*Short problem:*
Omit the images, then output each of the records below exactly.

Rows from a dataset:
* * * * * * *
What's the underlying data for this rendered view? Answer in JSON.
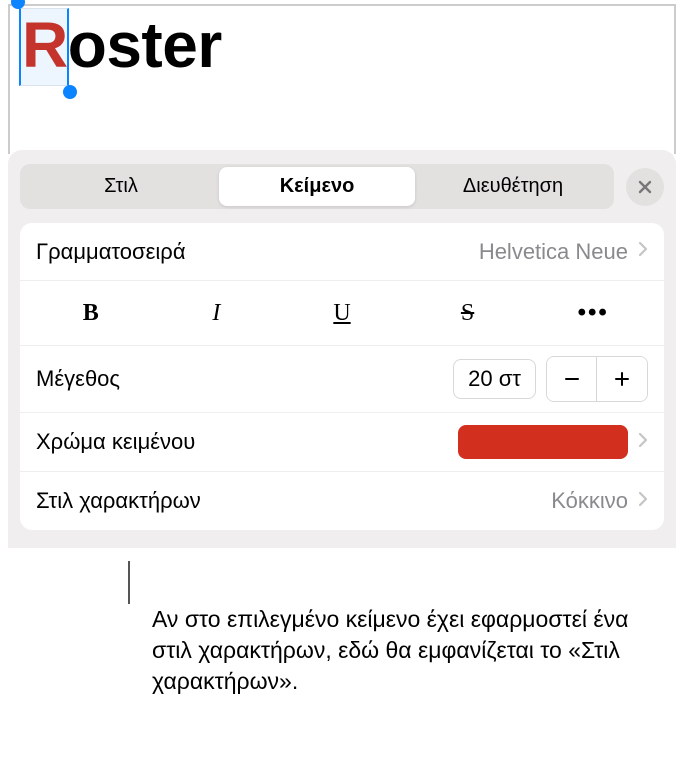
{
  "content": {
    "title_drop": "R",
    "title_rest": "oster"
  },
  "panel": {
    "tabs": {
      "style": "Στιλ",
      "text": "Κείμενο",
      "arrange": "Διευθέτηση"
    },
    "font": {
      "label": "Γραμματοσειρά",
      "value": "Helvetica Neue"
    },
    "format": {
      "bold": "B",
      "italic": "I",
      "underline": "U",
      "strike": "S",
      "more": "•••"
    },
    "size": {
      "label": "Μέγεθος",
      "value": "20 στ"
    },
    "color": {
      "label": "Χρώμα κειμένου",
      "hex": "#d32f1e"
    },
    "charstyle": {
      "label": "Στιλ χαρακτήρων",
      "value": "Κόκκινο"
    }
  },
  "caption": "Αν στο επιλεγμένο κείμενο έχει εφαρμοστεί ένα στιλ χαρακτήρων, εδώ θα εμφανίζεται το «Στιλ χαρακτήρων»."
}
* * * * * * *
*Answer for this exercise:*
What's the underlying data for this rendered view? Answer in JSON.
{
  "content": {
    "title_drop": "R",
    "title_rest": "oster"
  },
  "panel": {
    "tabs": {
      "style": "Στιλ",
      "text": "Κείμενο",
      "arrange": "Διευθέτηση"
    },
    "font": {
      "label": "Γραμματοσειρά",
      "value": "Helvetica Neue"
    },
    "format": {
      "bold": "B",
      "italic": "I",
      "underline": "U",
      "strike": "S",
      "more": "•••"
    },
    "size": {
      "label": "Μέγεθος",
      "value": "20 στ"
    },
    "color": {
      "label": "Χρώμα κειμένου",
      "hex": "#d32f1e"
    },
    "charstyle": {
      "label": "Στιλ χαρακτήρων",
      "value": "Κόκκινο"
    }
  },
  "caption": "Αν στο επιλεγμένο κείμενο έχει εφαρμοστεί ένα στιλ χαρακτήρων, εδώ θα εμφανίζεται το «Στιλ χαρακτήρων»."
}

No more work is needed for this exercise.